> _YOUR GOAL_:
In the listing below, count the lines containing the string "selected" and state only the number.

Records:

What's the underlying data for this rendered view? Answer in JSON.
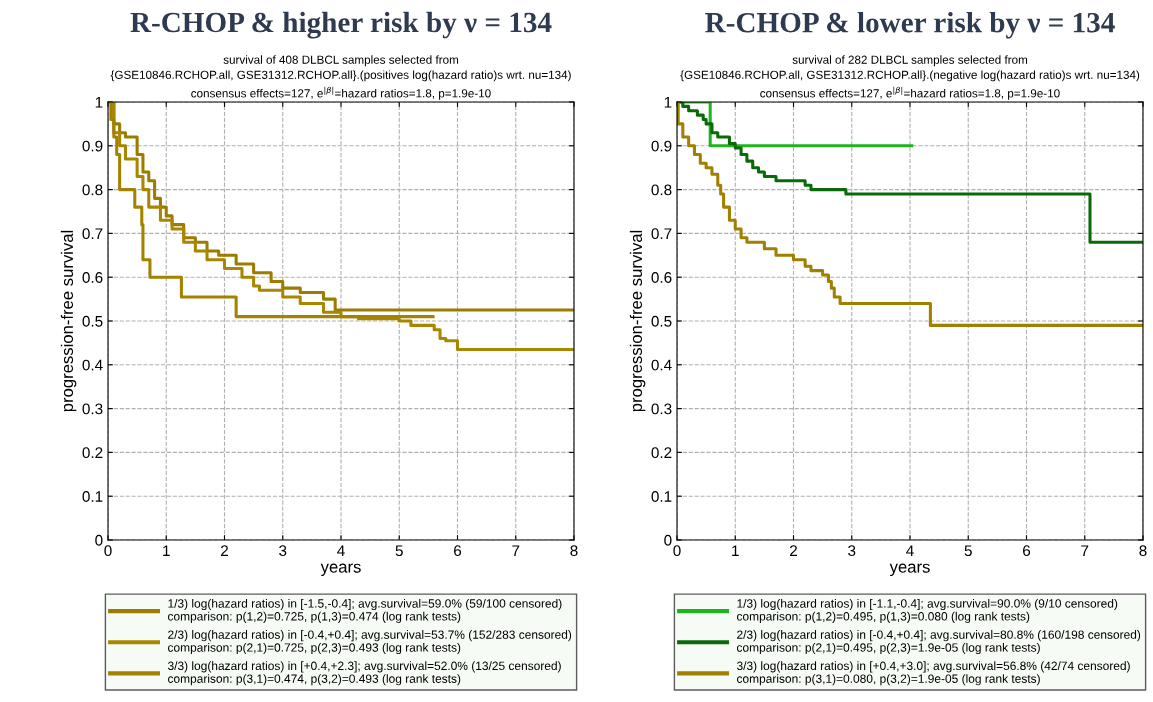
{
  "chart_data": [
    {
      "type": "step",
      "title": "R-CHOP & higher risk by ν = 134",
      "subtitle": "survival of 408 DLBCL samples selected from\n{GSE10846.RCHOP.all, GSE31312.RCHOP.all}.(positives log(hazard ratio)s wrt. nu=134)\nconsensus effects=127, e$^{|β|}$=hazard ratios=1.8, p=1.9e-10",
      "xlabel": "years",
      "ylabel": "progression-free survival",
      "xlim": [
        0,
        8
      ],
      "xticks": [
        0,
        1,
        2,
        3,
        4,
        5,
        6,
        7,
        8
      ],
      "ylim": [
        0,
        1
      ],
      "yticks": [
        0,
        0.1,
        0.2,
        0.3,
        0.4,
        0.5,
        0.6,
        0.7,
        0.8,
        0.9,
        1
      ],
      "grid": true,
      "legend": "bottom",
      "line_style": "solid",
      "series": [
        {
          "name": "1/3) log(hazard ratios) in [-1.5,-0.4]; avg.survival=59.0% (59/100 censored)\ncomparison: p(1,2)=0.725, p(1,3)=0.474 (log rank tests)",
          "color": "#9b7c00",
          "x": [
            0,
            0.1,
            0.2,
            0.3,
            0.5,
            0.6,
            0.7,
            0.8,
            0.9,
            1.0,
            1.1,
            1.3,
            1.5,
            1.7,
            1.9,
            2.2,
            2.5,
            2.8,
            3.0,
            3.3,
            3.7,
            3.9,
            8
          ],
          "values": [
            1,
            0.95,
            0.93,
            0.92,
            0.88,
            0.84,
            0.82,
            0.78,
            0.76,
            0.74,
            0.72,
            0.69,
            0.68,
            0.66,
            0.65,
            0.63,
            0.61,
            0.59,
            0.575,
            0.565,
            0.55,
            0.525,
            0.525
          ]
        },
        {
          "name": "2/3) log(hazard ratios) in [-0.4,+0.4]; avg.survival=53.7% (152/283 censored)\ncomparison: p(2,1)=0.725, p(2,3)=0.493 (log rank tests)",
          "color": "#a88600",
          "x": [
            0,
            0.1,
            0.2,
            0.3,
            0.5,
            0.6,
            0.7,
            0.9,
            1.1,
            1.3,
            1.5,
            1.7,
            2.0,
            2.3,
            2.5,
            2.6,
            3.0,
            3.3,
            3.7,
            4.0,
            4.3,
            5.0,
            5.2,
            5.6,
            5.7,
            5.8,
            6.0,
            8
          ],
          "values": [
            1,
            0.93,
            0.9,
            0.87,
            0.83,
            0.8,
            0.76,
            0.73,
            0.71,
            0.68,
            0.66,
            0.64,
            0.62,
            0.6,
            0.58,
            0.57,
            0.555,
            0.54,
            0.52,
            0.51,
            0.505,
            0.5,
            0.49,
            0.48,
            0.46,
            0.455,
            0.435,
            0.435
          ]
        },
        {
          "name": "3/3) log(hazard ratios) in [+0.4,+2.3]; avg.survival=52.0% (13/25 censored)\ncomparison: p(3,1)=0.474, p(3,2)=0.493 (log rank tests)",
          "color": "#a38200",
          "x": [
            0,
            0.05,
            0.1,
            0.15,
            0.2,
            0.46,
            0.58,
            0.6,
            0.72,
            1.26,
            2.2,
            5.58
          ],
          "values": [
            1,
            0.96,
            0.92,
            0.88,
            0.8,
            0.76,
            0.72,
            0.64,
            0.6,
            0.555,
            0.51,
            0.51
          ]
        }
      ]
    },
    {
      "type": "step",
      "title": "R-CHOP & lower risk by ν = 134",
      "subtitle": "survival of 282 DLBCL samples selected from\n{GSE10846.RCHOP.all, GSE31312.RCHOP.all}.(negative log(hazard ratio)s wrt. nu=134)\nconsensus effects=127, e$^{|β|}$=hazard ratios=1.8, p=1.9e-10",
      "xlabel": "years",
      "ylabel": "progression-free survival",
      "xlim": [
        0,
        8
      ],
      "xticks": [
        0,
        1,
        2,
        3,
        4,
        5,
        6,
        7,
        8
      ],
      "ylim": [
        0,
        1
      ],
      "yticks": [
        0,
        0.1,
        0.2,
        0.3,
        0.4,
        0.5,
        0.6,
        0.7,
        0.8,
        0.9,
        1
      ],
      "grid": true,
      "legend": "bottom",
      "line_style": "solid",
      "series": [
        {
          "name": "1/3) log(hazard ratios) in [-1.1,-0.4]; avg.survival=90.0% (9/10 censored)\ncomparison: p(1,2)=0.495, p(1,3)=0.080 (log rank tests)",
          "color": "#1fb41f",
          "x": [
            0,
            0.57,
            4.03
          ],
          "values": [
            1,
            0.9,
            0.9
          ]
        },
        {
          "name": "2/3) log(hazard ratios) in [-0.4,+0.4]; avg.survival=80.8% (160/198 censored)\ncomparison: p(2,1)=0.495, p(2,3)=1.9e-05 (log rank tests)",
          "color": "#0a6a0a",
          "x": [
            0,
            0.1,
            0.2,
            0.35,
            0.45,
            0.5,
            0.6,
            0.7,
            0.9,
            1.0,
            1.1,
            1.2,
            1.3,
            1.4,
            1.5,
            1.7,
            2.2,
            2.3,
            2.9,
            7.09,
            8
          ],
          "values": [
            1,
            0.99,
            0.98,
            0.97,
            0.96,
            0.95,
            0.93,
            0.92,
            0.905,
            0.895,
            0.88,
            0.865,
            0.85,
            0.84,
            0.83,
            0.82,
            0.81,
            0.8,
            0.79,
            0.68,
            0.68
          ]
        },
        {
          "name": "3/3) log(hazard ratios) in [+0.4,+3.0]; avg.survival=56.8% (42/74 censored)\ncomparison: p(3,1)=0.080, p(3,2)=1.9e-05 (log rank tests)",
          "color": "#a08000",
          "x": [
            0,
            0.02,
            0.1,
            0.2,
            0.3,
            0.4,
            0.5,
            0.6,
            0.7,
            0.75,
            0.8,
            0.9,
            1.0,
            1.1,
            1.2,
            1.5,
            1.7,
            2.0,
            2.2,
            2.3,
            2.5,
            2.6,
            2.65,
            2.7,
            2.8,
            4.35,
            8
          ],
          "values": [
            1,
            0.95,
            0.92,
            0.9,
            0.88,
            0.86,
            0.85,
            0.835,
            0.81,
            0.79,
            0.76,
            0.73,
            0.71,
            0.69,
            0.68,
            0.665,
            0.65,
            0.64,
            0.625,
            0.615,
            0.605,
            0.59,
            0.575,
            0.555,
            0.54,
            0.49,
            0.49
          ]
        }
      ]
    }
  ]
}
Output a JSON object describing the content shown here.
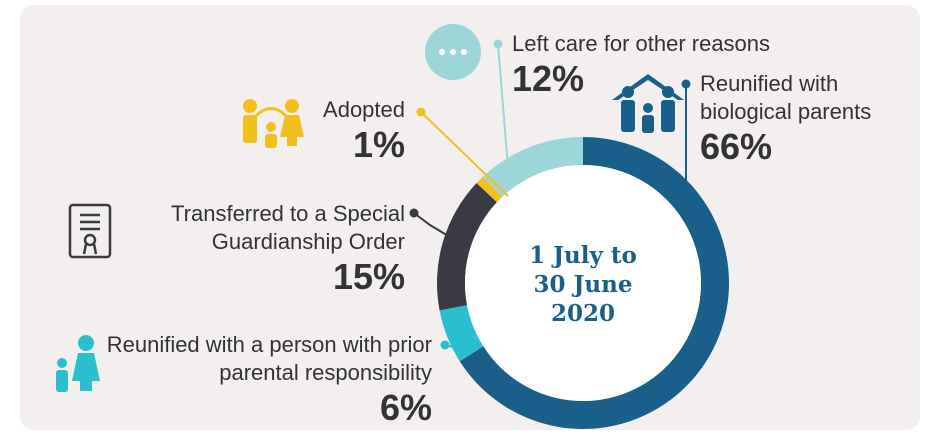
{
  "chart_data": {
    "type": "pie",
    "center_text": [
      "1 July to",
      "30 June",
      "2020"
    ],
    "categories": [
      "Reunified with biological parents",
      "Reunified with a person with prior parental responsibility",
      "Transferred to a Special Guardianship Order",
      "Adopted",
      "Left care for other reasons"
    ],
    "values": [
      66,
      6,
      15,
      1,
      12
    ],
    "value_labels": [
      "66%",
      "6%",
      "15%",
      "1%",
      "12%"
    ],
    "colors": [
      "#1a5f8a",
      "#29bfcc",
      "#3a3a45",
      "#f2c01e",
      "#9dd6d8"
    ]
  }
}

> _OUTPUT_:
2